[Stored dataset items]
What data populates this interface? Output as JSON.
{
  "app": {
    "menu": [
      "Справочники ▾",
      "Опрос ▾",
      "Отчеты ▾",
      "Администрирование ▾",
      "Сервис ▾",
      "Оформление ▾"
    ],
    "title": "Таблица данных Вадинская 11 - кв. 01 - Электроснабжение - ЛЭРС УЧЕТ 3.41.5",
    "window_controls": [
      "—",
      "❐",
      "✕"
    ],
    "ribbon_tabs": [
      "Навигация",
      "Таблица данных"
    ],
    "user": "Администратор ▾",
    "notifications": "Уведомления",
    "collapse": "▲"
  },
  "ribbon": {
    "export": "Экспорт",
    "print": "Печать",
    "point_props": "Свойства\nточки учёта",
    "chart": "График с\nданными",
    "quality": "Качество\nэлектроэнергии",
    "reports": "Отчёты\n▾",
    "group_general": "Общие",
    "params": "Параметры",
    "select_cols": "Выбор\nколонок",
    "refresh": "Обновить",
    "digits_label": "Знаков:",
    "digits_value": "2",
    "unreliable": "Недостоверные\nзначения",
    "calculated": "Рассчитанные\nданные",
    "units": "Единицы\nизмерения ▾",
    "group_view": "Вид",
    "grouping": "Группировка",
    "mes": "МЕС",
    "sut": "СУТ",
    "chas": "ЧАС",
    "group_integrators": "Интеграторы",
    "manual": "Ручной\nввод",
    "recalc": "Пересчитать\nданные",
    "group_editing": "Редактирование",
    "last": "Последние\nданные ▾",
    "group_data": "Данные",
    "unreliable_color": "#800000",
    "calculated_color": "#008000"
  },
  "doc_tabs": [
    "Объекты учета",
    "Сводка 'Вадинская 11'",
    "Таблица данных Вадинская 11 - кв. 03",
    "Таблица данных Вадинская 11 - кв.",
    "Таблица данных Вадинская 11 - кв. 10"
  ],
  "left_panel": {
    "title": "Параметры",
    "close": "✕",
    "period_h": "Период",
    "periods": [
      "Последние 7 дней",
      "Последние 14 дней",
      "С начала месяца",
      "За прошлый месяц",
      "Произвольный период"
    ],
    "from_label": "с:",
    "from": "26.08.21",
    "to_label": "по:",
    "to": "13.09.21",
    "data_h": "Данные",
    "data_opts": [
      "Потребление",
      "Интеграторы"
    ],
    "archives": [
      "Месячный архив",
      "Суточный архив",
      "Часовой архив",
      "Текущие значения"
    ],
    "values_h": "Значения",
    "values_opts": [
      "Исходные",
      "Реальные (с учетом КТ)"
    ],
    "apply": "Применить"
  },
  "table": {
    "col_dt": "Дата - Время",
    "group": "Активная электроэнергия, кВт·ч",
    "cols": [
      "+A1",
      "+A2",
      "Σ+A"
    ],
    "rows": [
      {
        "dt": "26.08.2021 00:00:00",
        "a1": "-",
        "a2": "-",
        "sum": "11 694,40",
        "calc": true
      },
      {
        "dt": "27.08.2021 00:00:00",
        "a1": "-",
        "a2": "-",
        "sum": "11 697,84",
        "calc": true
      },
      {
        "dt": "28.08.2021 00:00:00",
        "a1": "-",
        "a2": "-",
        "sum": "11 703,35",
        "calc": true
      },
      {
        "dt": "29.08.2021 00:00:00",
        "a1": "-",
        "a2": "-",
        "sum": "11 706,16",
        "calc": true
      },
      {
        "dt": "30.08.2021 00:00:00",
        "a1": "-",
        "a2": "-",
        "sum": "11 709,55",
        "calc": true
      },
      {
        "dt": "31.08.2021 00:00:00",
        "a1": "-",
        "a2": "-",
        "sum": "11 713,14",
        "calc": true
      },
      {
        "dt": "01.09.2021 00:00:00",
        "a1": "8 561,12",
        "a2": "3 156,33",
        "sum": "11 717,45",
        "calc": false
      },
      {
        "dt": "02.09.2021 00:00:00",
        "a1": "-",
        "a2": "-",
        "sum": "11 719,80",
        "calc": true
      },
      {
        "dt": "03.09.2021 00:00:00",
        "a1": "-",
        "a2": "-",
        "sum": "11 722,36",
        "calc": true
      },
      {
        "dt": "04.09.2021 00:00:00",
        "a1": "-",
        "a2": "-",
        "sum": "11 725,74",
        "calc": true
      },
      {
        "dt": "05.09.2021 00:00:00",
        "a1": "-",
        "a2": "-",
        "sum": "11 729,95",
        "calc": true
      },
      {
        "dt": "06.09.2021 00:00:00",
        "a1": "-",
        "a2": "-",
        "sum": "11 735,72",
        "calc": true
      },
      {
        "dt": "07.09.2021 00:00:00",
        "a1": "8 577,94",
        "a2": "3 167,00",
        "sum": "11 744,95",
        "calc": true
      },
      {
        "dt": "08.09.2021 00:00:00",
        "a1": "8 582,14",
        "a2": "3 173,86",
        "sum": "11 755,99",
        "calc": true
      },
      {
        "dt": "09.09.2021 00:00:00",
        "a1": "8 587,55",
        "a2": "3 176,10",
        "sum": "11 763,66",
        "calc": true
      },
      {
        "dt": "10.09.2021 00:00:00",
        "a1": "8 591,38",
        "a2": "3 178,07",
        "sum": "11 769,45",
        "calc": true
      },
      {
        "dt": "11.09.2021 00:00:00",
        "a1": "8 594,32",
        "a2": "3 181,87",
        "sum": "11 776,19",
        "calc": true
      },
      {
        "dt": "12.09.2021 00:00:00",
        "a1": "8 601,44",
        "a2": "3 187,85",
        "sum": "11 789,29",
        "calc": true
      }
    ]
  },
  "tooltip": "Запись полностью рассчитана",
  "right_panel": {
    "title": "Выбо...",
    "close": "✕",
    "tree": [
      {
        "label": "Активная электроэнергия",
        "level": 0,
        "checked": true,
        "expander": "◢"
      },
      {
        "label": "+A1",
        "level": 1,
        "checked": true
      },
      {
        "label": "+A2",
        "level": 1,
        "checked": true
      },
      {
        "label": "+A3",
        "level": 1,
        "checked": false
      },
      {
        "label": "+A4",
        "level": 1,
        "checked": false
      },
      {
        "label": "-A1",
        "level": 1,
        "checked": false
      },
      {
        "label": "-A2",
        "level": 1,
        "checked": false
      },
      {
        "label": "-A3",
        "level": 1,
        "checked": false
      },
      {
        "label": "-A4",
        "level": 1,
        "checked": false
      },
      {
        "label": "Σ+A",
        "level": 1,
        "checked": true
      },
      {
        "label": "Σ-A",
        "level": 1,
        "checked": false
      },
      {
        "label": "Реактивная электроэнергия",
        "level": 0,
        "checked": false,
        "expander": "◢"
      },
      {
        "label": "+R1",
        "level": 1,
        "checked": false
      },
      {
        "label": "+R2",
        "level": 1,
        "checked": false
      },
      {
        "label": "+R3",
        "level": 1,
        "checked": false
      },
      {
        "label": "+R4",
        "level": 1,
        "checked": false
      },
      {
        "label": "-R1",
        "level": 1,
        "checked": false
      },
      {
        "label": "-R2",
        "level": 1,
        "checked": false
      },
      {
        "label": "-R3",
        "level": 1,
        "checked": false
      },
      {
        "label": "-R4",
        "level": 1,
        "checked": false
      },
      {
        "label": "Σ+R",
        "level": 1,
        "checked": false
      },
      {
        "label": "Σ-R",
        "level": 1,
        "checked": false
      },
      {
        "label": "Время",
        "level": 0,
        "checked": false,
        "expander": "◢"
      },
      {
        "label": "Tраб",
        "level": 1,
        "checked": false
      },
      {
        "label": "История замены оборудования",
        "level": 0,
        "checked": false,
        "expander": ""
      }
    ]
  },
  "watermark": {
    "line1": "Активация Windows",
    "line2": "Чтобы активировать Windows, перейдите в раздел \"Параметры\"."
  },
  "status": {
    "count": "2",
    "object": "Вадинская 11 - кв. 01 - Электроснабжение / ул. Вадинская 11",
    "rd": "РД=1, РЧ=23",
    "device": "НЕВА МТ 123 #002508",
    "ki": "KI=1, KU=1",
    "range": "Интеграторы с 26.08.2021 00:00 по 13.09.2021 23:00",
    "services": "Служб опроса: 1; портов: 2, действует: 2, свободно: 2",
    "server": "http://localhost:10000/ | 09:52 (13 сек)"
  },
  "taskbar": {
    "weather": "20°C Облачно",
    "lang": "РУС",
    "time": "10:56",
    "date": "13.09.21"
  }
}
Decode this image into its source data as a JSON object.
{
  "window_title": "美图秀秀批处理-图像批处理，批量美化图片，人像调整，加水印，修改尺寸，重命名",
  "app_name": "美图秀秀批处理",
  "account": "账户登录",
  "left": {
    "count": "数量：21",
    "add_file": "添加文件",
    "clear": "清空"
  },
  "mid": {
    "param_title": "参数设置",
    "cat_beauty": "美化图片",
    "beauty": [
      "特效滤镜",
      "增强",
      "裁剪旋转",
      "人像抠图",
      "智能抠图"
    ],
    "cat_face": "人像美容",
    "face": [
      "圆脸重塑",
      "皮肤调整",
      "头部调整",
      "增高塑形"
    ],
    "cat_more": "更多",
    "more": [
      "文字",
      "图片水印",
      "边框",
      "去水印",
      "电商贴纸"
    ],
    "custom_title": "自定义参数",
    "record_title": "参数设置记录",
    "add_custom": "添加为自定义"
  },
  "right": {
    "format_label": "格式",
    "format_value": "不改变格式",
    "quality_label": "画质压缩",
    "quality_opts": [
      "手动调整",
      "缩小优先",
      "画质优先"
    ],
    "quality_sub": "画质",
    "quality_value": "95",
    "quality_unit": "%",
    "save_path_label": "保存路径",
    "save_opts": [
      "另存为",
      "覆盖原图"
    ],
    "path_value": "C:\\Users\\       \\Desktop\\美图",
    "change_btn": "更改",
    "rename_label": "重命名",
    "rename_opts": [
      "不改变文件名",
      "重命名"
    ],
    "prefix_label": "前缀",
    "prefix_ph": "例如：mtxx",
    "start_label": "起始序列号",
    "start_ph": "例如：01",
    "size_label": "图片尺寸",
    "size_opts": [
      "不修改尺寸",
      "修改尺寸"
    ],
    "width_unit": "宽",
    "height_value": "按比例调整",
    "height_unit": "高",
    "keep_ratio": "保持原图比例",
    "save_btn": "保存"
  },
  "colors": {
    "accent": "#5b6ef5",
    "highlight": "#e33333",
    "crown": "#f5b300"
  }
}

_WORK INSTRUCTIONS_. Filter the records, keeping only lines that contain "Windows", and show those lines.

_RESPONSE TO THIS EXERCISE_.
    "line1": "Активация Windows",
    "line2": "Чтобы активировать Windows, перейдите в раздел \"Параметры\"."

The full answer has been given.